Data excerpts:

>>>>

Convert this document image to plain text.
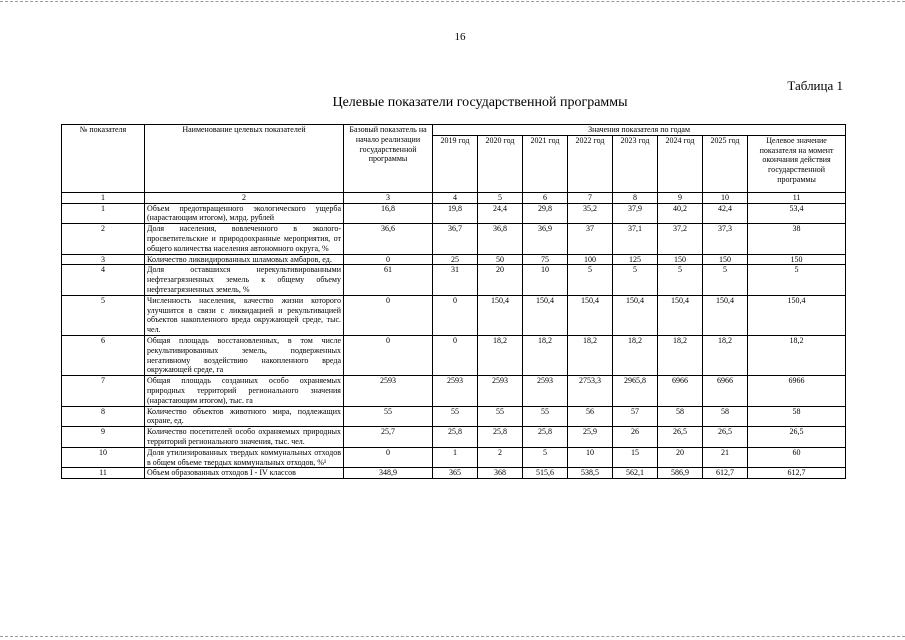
16
Таблица 1
Целевые показатели государственной программы
№ показателя	Наименование целевых показателей	Базовый показатель на начало реализации государственной программы	Значения показателя по годам							
			2019 год	2020 год	2021 год	2022 год	2023 год	2024 год	2025 год	Целевое значение показателя на момент окончания действия государственной программы
1	2	3	4	5	6	7	8	9	10	11
1	Объем предотвращенного экологического ущерба (нарастающим итогом), млрд. рублей	16,8	19,8	24,4	29,8	35,2	37,9	40,2	42,4	53,4
2	Доля населения, вовлеченного в эколого-просветительские и природоохранные мероприятия, от общего количества населения автономного округа, %	36,6	36,7	36,8	36,9	37	37,1	37,2	37,3	38
3	Количество ликвидированных шламовых амбаров, ед.	0	25	50	75	100	125	150	150	150
4	Доля оставшихся нерекультивированными нефтезагрязненных земель к общему объему нефтезагрязненных земель, %	61	31	20	10	5	5	5	5	5
5	Численность населения, качество жизни которого улучшится в связи с ликвидацией и рекультивацией объектов накопленного вреда окружающей среде, тыс. чел.	0	0	150,4	150,4	150,4	150,4	150,4	150,4	150,4
6	Общая площадь восстановленных, в том числе рекультивированных земель, подверженных негативному воздействию накопленного вреда окружающей среде, га	0	0	18,2	18,2	18,2	18,2	18,2	18,2	18,2
7	Общая площадь созданных особо охраняемых природных территорий регионального значения (нарастающим итогом), тыс. га	2593	2593	2593	2593	2753,3	2965,8	6966	6966	6966
8	Количество объектов животного мира, подлежащих охране, ед.	55	55	55	55	56	57	58	58	58
9	Количество посетителей особо охраняемых природных территорий регионального значения, тыс. чел.	25,7	25,8	25,8	25,8	25,9	26	26,5	26,5	26,5
10	Доля утилизированных твердых коммунальных отходов в общем объеме твердых коммунальных отходов, %¹	0	1	2	5	10	15	20	21	60
11	Объем образованных отходов I - IV классов	348,9	365	368	515,6	538,5	562,1	586,9	612,7	612,7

<<<<

Copy out every line where the word "регионального" occurs.

ANSWER FOR THIS EXERCISE >>
7	Общая площадь созданных особо охраняемых природных территорий регионального значения (нарастающим итогом), тыс. га	2593	2593	2593	2593	2753,3	2965,8	6966	6966	6966
9	Количество посетителей особо охраняемых природных территорий регионального значения, тыс. чел.	25,7	25,8	25,8	25,8	25,9	26	26,5	26,5	26,5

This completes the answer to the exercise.